YOUR OBJECTIVE:
Pick out and copy every line below that has the word "JSON".

MATERIAL SUPPLIED:
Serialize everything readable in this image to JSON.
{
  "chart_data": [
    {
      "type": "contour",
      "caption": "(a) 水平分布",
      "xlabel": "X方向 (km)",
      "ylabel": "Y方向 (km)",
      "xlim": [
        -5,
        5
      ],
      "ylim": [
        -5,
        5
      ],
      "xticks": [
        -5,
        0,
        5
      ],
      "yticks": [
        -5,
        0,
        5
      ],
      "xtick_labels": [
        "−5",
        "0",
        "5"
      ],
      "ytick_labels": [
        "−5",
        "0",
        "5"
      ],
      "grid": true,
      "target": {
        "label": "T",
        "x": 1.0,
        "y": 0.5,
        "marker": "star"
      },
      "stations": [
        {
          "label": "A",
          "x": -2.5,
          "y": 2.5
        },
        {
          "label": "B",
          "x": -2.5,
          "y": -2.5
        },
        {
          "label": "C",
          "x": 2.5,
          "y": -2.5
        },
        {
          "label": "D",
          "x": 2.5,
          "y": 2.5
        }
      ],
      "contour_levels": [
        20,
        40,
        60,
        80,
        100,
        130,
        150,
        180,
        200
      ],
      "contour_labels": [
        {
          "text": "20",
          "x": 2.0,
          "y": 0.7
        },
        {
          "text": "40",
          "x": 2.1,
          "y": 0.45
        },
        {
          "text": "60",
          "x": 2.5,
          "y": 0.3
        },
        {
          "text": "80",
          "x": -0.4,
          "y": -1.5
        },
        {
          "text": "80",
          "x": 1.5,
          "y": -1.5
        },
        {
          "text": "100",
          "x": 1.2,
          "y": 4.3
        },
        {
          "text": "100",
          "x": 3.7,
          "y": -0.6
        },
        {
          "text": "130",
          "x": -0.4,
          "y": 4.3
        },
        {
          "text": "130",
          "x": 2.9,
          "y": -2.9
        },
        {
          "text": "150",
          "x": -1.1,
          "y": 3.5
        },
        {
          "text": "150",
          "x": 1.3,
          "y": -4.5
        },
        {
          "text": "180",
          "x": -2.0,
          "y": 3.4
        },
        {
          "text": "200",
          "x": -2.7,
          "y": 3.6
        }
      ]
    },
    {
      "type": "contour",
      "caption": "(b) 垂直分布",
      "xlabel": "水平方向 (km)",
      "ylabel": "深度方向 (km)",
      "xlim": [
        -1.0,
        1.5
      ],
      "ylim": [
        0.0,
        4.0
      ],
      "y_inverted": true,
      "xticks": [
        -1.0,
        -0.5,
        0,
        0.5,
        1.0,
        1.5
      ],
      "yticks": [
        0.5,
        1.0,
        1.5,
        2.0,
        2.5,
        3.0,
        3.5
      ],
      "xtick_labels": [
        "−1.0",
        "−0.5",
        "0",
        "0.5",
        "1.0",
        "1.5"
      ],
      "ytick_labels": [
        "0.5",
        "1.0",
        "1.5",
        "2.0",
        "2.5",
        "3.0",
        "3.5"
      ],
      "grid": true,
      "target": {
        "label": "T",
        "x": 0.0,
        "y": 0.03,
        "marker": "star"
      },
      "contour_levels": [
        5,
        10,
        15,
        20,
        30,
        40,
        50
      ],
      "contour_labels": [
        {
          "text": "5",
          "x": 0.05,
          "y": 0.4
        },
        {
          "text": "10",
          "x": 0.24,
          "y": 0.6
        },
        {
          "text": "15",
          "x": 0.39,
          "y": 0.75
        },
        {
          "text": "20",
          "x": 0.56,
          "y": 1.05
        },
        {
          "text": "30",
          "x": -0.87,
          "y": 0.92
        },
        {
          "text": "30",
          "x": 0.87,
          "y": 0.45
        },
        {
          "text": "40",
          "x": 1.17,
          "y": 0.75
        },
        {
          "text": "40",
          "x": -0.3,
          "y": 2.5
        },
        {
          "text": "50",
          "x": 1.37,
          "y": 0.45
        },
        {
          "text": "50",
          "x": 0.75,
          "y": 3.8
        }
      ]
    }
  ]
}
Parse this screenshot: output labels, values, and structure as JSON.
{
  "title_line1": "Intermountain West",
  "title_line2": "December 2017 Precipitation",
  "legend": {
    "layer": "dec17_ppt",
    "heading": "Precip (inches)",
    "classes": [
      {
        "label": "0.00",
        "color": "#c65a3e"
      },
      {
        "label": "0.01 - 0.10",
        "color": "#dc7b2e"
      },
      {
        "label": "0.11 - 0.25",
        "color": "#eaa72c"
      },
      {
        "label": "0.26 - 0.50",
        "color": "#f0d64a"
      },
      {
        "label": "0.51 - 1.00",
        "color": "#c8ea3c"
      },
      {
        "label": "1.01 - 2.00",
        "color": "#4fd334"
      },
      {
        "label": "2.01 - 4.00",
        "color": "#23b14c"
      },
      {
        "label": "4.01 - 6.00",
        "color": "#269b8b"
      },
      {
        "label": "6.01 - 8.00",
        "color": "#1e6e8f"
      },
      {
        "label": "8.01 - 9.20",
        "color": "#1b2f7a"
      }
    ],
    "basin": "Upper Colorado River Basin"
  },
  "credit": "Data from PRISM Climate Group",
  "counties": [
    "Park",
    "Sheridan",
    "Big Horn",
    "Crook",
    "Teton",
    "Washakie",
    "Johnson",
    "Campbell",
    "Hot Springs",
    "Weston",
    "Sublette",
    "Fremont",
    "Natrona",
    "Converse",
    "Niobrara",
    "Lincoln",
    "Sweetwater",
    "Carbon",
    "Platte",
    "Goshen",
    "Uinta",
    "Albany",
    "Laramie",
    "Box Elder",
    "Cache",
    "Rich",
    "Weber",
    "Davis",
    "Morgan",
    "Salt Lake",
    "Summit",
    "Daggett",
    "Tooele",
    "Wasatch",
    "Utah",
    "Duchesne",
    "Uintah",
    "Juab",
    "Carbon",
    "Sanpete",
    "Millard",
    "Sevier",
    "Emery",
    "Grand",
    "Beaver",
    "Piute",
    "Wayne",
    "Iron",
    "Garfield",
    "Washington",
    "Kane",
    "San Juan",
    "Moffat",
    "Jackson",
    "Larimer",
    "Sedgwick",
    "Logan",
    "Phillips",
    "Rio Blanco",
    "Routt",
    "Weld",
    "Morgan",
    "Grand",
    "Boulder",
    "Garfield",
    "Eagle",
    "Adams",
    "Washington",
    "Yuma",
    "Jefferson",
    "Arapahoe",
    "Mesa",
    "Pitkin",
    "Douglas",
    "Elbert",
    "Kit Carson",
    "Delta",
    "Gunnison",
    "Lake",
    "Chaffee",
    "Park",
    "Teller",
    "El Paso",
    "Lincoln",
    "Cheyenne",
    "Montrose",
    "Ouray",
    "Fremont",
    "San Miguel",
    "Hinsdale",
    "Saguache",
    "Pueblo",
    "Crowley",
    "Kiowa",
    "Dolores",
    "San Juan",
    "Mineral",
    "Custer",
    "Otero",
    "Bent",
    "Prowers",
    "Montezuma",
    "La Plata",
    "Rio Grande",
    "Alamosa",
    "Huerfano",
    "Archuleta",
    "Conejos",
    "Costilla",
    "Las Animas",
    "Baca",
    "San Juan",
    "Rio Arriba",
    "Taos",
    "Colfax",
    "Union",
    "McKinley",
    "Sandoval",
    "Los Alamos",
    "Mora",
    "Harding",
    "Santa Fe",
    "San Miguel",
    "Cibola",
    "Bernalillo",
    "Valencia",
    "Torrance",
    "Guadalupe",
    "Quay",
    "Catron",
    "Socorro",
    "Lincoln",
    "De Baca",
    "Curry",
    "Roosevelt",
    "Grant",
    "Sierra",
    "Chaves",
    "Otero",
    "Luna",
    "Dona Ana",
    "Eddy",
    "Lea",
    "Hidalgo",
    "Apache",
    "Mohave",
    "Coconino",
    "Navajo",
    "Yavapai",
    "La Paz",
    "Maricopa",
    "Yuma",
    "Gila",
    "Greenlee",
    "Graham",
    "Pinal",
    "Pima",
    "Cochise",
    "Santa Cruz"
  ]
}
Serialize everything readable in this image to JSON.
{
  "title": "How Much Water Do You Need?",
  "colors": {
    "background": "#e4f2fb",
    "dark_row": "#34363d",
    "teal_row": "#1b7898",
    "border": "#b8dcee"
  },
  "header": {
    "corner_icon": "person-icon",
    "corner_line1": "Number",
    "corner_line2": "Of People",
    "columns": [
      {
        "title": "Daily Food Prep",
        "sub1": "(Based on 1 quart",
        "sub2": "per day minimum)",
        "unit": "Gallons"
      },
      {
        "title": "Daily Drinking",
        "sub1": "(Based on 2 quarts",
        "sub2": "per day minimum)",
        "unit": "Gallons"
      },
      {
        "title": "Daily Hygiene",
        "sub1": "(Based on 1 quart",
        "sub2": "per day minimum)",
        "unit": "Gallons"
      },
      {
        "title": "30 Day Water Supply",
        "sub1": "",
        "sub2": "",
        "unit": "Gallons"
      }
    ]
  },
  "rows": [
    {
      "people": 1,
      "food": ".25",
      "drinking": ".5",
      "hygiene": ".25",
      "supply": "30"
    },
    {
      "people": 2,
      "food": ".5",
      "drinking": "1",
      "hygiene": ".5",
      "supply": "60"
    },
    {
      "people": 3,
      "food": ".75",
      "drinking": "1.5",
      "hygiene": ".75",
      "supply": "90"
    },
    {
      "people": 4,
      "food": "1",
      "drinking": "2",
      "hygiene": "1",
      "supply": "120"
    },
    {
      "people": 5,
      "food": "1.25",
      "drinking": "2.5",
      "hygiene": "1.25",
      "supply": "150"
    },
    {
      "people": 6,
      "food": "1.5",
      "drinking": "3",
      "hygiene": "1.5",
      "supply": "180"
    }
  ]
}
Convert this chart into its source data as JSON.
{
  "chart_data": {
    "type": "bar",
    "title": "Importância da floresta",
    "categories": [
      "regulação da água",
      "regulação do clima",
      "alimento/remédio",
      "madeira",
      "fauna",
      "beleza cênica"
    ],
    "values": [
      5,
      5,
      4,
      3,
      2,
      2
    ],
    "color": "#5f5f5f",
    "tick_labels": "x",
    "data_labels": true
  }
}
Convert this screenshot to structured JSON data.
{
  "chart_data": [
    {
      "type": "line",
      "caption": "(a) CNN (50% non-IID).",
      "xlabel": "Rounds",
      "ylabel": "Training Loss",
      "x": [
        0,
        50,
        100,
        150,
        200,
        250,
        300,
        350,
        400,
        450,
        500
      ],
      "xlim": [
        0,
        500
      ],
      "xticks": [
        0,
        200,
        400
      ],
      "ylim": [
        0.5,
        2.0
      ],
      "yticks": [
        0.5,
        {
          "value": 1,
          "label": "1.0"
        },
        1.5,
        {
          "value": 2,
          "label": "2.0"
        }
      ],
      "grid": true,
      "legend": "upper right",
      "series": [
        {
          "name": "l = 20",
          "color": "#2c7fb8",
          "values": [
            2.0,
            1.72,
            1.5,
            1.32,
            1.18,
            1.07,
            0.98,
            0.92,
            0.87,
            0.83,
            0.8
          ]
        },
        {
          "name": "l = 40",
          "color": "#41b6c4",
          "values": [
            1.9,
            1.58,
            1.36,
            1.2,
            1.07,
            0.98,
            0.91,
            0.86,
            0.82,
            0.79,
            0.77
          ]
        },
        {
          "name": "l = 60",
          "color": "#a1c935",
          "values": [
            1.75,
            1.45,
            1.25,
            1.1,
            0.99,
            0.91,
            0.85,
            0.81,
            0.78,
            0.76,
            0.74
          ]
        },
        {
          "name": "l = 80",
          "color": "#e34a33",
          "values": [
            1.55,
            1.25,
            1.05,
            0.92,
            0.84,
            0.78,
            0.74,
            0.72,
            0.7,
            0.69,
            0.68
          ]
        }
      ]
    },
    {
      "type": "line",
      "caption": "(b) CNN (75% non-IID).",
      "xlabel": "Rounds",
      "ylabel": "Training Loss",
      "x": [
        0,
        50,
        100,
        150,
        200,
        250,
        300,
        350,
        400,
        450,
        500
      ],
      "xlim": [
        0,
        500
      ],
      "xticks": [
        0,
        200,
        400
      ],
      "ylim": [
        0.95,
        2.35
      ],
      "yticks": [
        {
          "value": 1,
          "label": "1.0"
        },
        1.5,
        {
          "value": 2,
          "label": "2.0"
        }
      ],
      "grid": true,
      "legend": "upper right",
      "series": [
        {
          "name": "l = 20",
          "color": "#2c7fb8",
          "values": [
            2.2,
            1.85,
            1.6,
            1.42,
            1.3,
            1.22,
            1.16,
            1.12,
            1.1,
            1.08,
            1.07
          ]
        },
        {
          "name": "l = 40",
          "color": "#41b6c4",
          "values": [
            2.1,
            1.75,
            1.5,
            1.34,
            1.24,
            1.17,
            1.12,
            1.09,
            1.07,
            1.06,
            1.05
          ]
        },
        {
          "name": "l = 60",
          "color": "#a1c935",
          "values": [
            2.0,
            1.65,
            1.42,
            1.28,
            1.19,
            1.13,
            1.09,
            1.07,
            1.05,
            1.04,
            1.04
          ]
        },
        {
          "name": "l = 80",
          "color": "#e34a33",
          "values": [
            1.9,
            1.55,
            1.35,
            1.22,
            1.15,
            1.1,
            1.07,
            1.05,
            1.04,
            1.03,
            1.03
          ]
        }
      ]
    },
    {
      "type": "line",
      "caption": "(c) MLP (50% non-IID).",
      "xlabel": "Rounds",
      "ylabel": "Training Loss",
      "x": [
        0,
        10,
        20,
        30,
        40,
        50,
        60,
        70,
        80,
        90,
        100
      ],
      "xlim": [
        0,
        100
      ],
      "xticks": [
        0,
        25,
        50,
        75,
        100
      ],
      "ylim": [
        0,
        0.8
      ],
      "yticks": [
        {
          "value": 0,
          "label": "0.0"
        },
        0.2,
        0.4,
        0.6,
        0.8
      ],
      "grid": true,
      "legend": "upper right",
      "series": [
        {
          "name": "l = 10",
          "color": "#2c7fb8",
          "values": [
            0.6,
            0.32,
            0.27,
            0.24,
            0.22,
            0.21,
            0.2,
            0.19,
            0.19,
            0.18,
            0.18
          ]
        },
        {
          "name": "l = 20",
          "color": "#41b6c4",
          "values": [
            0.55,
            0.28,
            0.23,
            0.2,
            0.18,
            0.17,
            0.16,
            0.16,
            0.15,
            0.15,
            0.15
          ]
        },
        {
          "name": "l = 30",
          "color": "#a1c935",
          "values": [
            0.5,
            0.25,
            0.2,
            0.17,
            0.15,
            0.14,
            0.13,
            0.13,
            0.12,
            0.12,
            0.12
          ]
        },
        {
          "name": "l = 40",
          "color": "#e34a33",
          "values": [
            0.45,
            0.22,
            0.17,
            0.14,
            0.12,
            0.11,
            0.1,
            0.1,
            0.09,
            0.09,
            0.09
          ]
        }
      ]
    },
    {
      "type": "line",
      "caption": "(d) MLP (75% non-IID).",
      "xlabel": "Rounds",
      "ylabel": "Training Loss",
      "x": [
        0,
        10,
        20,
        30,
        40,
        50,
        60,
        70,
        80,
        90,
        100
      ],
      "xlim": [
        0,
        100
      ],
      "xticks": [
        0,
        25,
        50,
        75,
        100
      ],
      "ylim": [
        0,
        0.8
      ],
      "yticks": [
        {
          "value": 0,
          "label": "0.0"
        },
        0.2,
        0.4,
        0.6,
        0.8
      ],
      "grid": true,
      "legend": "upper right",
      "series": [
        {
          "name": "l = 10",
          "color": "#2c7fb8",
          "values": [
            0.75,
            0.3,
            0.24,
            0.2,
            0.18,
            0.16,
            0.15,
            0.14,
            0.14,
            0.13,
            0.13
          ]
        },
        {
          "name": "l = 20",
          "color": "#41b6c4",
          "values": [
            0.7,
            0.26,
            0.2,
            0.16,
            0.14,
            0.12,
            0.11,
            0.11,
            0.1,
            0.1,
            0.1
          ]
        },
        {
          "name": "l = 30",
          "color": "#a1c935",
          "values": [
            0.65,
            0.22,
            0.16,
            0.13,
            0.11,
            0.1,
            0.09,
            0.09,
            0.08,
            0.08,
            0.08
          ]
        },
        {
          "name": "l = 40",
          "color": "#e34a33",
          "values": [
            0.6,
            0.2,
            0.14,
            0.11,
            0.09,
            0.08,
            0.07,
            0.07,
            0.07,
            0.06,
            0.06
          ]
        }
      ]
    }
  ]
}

SOLUTION:
Serialize everything readable in this image to JSON.
Parse this screenshot: output labels, values, and structure as JSON.
Serialize everything readable in this image to JSON.
Convert this chart into its source data as JSON.
Convert this screenshot to structured JSON data.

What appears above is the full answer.